STATED PROBLEM => All entries should be output exactly as they stand.

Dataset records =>
══════════════════════════════

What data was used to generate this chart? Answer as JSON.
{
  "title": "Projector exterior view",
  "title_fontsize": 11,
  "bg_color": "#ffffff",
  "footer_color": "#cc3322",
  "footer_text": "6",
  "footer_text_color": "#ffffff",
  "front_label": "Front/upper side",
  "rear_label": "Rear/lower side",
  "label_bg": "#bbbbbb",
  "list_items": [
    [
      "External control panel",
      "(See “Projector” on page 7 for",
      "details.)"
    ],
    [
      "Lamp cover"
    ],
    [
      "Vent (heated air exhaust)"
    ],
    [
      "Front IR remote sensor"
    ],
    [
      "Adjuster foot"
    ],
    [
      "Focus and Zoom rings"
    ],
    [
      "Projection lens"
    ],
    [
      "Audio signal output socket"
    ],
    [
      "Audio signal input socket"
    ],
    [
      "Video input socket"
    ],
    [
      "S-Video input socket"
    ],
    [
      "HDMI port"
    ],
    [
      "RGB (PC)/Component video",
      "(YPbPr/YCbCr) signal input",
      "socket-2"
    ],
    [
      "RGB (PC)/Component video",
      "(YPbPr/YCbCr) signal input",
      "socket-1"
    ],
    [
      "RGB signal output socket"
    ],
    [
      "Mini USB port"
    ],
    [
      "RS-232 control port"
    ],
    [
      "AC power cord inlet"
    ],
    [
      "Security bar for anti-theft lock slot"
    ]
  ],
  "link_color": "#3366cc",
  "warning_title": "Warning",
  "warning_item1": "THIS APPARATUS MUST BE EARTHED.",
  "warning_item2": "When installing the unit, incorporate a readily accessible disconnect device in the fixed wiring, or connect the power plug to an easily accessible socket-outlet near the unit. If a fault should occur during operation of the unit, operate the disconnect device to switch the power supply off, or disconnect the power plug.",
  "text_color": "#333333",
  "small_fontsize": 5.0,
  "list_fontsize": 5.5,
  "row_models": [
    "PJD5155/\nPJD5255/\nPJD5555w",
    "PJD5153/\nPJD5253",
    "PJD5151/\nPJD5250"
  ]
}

══════════════════════════════

WRITTEN ANSWER =>
What data was used to generate this chart? Answer as JSON.
{
  "title": "Projector exterior view",
  "title_fontsize": 11,
  "bg_color": "#ffffff",
  "footer_color": "#cc3322",
  "footer_text": "6",
  "footer_text_color": "#ffffff",
  "front_label": "Front/upper side",
  "rear_label": "Rear/lower side",
  "label_bg": "#bbbbbb",
  "list_items": [
    [
      "External control panel",
      "(See “Projector” on page 7 for",
      "details.)"
    ],
    [
      "Lamp cover"
    ],
    [
      "Vent (heated air exhaust)"
    ],
    [
      "Front IR remote sensor"
    ],
    [
      "Adjuster foot"
    ],
    [
      "Focus and Zoom rings"
    ],
    [
      "Projection lens"
    ],
    [
      "Audio signal output socket"
    ],
    [
      "Audio signal input socket"
    ],
    [
      "Video input socket"
    ],
    [
      "S-Video input socket"
    ],
    [
      "HDMI port"
    ],
    [
      "RGB (PC)/Component video",
      "(YPbPr/YCbCr) signal input",
      "socket-2"
    ],
    [
      "RGB (PC)/Component video",
      "(YPbPr/YCbCr) signal input",
      "socket-1"
    ],
    [
      "RGB signal output socket"
    ],
    [
      "Mini USB port"
    ],
    [
      "RS-232 control port"
    ],
    [
      "AC power cord inlet"
    ],
    [
      "Security bar for anti-theft lock slot"
    ]
  ],
  "link_color": "#3366cc",
  "warning_title": "Warning",
  "warning_item1": "THIS APPARATUS MUST BE EARTHED.",
  "warning_item2": "When installing the unit, incorporate a readily accessible disconnect device in the fixed wiring, or connect the power plug to an easily accessible socket-outlet near the unit. If a fault should occur during operation of the unit, operate the disconnect device to switch the power supply off, or disconnect the power plug.",
  "text_color": "#333333",
  "small_fontsize": 5.0,
  "list_fontsize": 5.5,
  "row_models": [
    "PJD5155/\nPJD5255/\nPJD5555w",
    "PJD5153/\nPJD5253",
    "PJD5151/\nPJD5250"
  ]
}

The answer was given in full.